### PROBLEM STATEMENT
Set down the full listing exactly as given. Any pictures are to be left out.

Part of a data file

>> begin

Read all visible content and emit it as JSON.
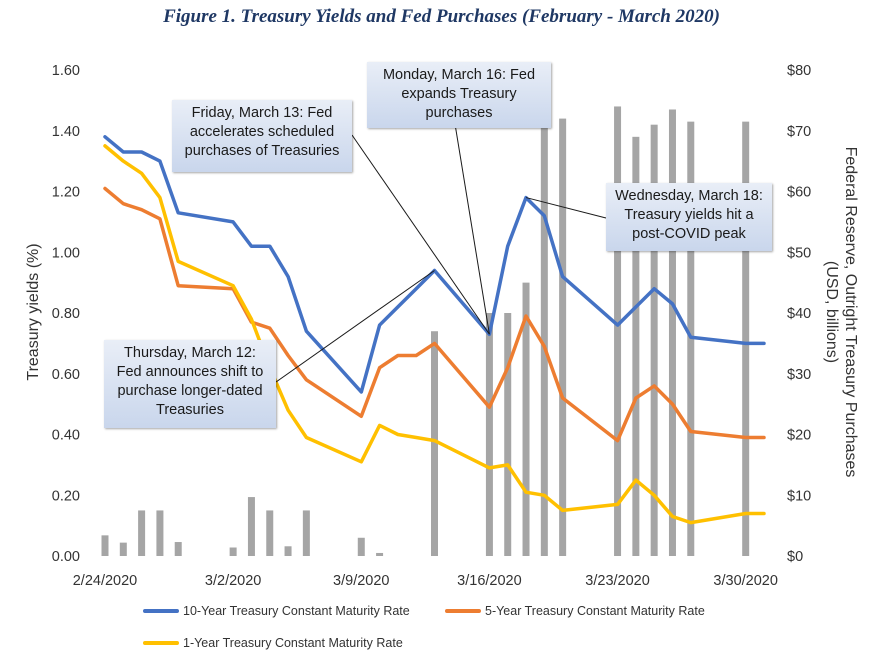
{
  "chart_data": {
    "type": "line",
    "title": "Figure 1. Treasury Yields and Fed Purchases (February - March 2020)",
    "ylabel": "Treasury yields (%)",
    "y2label_line1": "Federal Reserve, Outright Treasury Purchases",
    "y2label_line2": "(USD, billions)",
    "ylim": [
      0,
      1.6
    ],
    "y2lim": [
      0,
      80
    ],
    "xlim": [
      "2020-02-24",
      "2020-03-31"
    ],
    "x_ticks": [
      "2/24/2020",
      "3/2/2020",
      "3/9/2020",
      "3/16/2020",
      "3/23/2020",
      "3/30/2020"
    ],
    "y_ticks": [
      "0.00",
      "0.20",
      "0.40",
      "0.60",
      "0.80",
      "1.00",
      "1.20",
      "1.40",
      "1.60"
    ],
    "y2_ticks": [
      "$0",
      "$10",
      "$20",
      "$30",
      "$40",
      "$50",
      "$60",
      "$70",
      "$80"
    ],
    "grid": false,
    "legend_position": "bottom",
    "dates": [
      "2020-02-24",
      "2020-02-25",
      "2020-02-26",
      "2020-02-27",
      "2020-02-28",
      "2020-03-02",
      "2020-03-03",
      "2020-03-04",
      "2020-03-05",
      "2020-03-06",
      "2020-03-09",
      "2020-03-10",
      "2020-03-11",
      "2020-03-12",
      "2020-03-13",
      "2020-03-16",
      "2020-03-17",
      "2020-03-18",
      "2020-03-19",
      "2020-03-20",
      "2020-03-23",
      "2020-03-24",
      "2020-03-25",
      "2020-03-26",
      "2020-03-27",
      "2020-03-30",
      "2020-03-31"
    ],
    "series": [
      {
        "name": "10-Year Treasury Constant Maturity Rate",
        "color": "#4472c4",
        "values": [
          1.38,
          1.33,
          1.33,
          1.3,
          1.13,
          1.1,
          1.02,
          1.02,
          0.92,
          0.74,
          0.54,
          0.76,
          0.82,
          0.88,
          0.94,
          0.73,
          1.02,
          1.18,
          1.12,
          0.92,
          0.76,
          0.82,
          0.88,
          0.83,
          0.72,
          0.7,
          0.7
        ]
      },
      {
        "name": "5-Year Treasury Constant Maturity Rate",
        "color": "#ed7d31",
        "values": [
          1.21,
          1.16,
          1.14,
          1.11,
          0.89,
          0.88,
          0.77,
          0.75,
          0.66,
          0.58,
          0.46,
          0.62,
          0.66,
          0.66,
          0.7,
          0.49,
          0.62,
          0.79,
          0.69,
          0.52,
          0.38,
          0.52,
          0.56,
          0.5,
          0.41,
          0.39,
          0.39
        ]
      },
      {
        "name": "1-Year Treasury Constant Maturity Rate",
        "color": "#ffc000",
        "values": [
          1.35,
          1.3,
          1.26,
          1.18,
          0.97,
          0.89,
          0.78,
          0.62,
          0.48,
          0.39,
          0.31,
          0.43,
          0.4,
          0.39,
          0.38,
          0.29,
          0.3,
          0.21,
          0.2,
          0.15,
          0.17,
          0.25,
          0.2,
          0.13,
          0.11,
          0.14,
          0.14
        ]
      }
    ],
    "purchases": {
      "name": "Federal Reserve, Outright Treasury Purchases",
      "color": "#a5a5a5",
      "dates": [
        "2020-02-24",
        "2020-02-25",
        "2020-02-26",
        "2020-02-27",
        "2020-02-28",
        "2020-03-02",
        "2020-03-03",
        "2020-03-04",
        "2020-03-05",
        "2020-03-06",
        "2020-03-09",
        "2020-03-10",
        "2020-03-13",
        "2020-03-16",
        "2020-03-17",
        "2020-03-18",
        "2020-03-19",
        "2020-03-20",
        "2020-03-23",
        "2020-03-24",
        "2020-03-25",
        "2020-03-26",
        "2020-03-27",
        "2020-03-30"
      ],
      "values": [
        3.4,
        2.2,
        7.5,
        7.5,
        2.3,
        1.4,
        9.7,
        7.5,
        1.6,
        7.5,
        3.0,
        0.5,
        37.0,
        40.0,
        40.0,
        45.0,
        75.0,
        72.0,
        74.0,
        69.0,
        71.0,
        73.5,
        71.5,
        71.5
      ]
    },
    "annotations": [
      {
        "text": "Friday, March 13: Fed\naccelerates scheduled\npurchases of Treasuries"
      },
      {
        "text": "Monday, March 16: Fed\nexpands Treasury\npurchases"
      },
      {
        "text": "Wednesday, March 18:\nTreasury yields hit a\npost-COVID peak"
      },
      {
        "text": "Thursday, March 12:\nFed announces shift to\npurchase longer-dated\nTreasuries"
      }
    ]
  }
}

>> end

### FULL RESPONSE
Read all visible content and emit it as JSON.
{
  "chart_data": {
    "type": "line",
    "title": "Figure 1. Treasury Yields and Fed Purchases (February - March 2020)",
    "ylabel": "Treasury yields (%)",
    "y2label_line1": "Federal Reserve, Outright Treasury Purchases",
    "y2label_line2": "(USD, billions)",
    "ylim": [
      0,
      1.6
    ],
    "y2lim": [
      0,
      80
    ],
    "xlim": [
      "2020-02-24",
      "2020-03-31"
    ],
    "x_ticks": [
      "2/24/2020",
      "3/2/2020",
      "3/9/2020",
      "3/16/2020",
      "3/23/2020",
      "3/30/2020"
    ],
    "y_ticks": [
      "0.00",
      "0.20",
      "0.40",
      "0.60",
      "0.80",
      "1.00",
      "1.20",
      "1.40",
      "1.60"
    ],
    "y2_ticks": [
      "$0",
      "$10",
      "$20",
      "$30",
      "$40",
      "$50",
      "$60",
      "$70",
      "$80"
    ],
    "grid": false,
    "legend_position": "bottom",
    "dates": [
      "2020-02-24",
      "2020-02-25",
      "2020-02-26",
      "2020-02-27",
      "2020-02-28",
      "2020-03-02",
      "2020-03-03",
      "2020-03-04",
      "2020-03-05",
      "2020-03-06",
      "2020-03-09",
      "2020-03-10",
      "2020-03-11",
      "2020-03-12",
      "2020-03-13",
      "2020-03-16",
      "2020-03-17",
      "2020-03-18",
      "2020-03-19",
      "2020-03-20",
      "2020-03-23",
      "2020-03-24",
      "2020-03-25",
      "2020-03-26",
      "2020-03-27",
      "2020-03-30",
      "2020-03-31"
    ],
    "series": [
      {
        "name": "10-Year Treasury Constant Maturity Rate",
        "color": "#4472c4",
        "values": [
          1.38,
          1.33,
          1.33,
          1.3,
          1.13,
          1.1,
          1.02,
          1.02,
          0.92,
          0.74,
          0.54,
          0.76,
          0.82,
          0.88,
          0.94,
          0.73,
          1.02,
          1.18,
          1.12,
          0.92,
          0.76,
          0.82,
          0.88,
          0.83,
          0.72,
          0.7,
          0.7
        ]
      },
      {
        "name": "5-Year Treasury Constant Maturity Rate",
        "color": "#ed7d31",
        "values": [
          1.21,
          1.16,
          1.14,
          1.11,
          0.89,
          0.88,
          0.77,
          0.75,
          0.66,
          0.58,
          0.46,
          0.62,
          0.66,
          0.66,
          0.7,
          0.49,
          0.62,
          0.79,
          0.69,
          0.52,
          0.38,
          0.52,
          0.56,
          0.5,
          0.41,
          0.39,
          0.39
        ]
      },
      {
        "name": "1-Year Treasury Constant Maturity Rate",
        "color": "#ffc000",
        "values": [
          1.35,
          1.3,
          1.26,
          1.18,
          0.97,
          0.89,
          0.78,
          0.62,
          0.48,
          0.39,
          0.31,
          0.43,
          0.4,
          0.39,
          0.38,
          0.29,
          0.3,
          0.21,
          0.2,
          0.15,
          0.17,
          0.25,
          0.2,
          0.13,
          0.11,
          0.14,
          0.14
        ]
      }
    ],
    "purchases": {
      "name": "Federal Reserve, Outright Treasury Purchases",
      "color": "#a5a5a5",
      "dates": [
        "2020-02-24",
        "2020-02-25",
        "2020-02-26",
        "2020-02-27",
        "2020-02-28",
        "2020-03-02",
        "2020-03-03",
        "2020-03-04",
        "2020-03-05",
        "2020-03-06",
        "2020-03-09",
        "2020-03-10",
        "2020-03-13",
        "2020-03-16",
        "2020-03-17",
        "2020-03-18",
        "2020-03-19",
        "2020-03-20",
        "2020-03-23",
        "2020-03-24",
        "2020-03-25",
        "2020-03-26",
        "2020-03-27",
        "2020-03-30"
      ],
      "values": [
        3.4,
        2.2,
        7.5,
        7.5,
        2.3,
        1.4,
        9.7,
        7.5,
        1.6,
        7.5,
        3.0,
        0.5,
        37.0,
        40.0,
        40.0,
        45.0,
        75.0,
        72.0,
        74.0,
        69.0,
        71.0,
        73.5,
        71.5,
        71.5
      ]
    },
    "annotations": [
      {
        "text": "Friday, March 13: Fed\naccelerates scheduled\npurchases of Treasuries"
      },
      {
        "text": "Monday, March 16: Fed\nexpands Treasury\npurchases"
      },
      {
        "text": "Wednesday, March 18:\nTreasury yields hit a\npost-COVID peak"
      },
      {
        "text": "Thursday, March 12:\nFed announces shift to\npurchase longer-dated\nTreasuries"
      }
    ]
  }
}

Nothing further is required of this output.